> [SET PROBLEM]: Print the entries below in their entirety, exactly as they are written.

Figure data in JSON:
'''

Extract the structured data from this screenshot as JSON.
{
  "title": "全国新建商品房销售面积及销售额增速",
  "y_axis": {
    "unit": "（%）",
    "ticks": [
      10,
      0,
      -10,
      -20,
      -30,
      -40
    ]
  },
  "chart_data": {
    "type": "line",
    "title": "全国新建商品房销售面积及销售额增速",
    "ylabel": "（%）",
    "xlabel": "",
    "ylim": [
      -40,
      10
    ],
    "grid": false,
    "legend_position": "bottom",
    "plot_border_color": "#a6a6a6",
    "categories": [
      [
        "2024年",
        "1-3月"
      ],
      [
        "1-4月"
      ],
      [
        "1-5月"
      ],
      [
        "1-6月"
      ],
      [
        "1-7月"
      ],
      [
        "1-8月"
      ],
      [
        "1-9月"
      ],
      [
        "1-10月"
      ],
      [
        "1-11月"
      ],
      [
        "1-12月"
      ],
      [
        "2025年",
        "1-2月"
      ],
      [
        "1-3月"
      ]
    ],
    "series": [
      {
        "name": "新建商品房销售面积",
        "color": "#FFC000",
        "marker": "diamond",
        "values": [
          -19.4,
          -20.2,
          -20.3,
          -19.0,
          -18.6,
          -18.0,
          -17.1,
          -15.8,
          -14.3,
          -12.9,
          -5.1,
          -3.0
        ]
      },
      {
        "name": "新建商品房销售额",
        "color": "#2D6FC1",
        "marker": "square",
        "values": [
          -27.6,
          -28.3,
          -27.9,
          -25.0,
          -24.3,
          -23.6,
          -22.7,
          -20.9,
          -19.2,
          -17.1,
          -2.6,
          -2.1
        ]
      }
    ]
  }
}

'''

> [WRITTEN ANSWER]:
Extract the structured data from this screenshot as JSON.
{
  "title": "全国新建商品房销售面积及销售额增速",
  "y_axis": {
    "unit": "（%）",
    "ticks": [
      10,
      0,
      -10,
      -20,
      -30,
      -40
    ]
  },
  "chart_data": {
    "type": "line",
    "title": "全国新建商品房销售面积及销售额增速",
    "ylabel": "（%）",
    "xlabel": "",
    "ylim": [
      -40,
      10
    ],
    "grid": false,
    "legend_position": "bottom",
    "plot_border_color": "#a6a6a6",
    "categories": [
      [
        "2024年",
        "1-3月"
      ],
      [
        "1-4月"
      ],
      [
        "1-5月"
      ],
      [
        "1-6月"
      ],
      [
        "1-7月"
      ],
      [
        "1-8月"
      ],
      [
        "1-9月"
      ],
      [
        "1-10月"
      ],
      [
        "1-11月"
      ],
      [
        "1-12月"
      ],
      [
        "2025年",
        "1-2月"
      ],
      [
        "1-3月"
      ]
    ],
    "series": [
      {
        "name": "新建商品房销售面积",
        "color": "#FFC000",
        "marker": "diamond",
        "values": [
          -19.4,
          -20.2,
          -20.3,
          -19.0,
          -18.6,
          -18.0,
          -17.1,
          -15.8,
          -14.3,
          -12.9,
          -5.1,
          -3.0
        ]
      },
      {
        "name": "新建商品房销售额",
        "color": "#2D6FC1",
        "marker": "square",
        "values": [
          -27.6,
          -28.3,
          -27.9,
          -25.0,
          -24.3,
          -23.6,
          -22.7,
          -20.9,
          -19.2,
          -17.1,
          -2.6,
          -2.1
        ]
      }
    ]
  }
}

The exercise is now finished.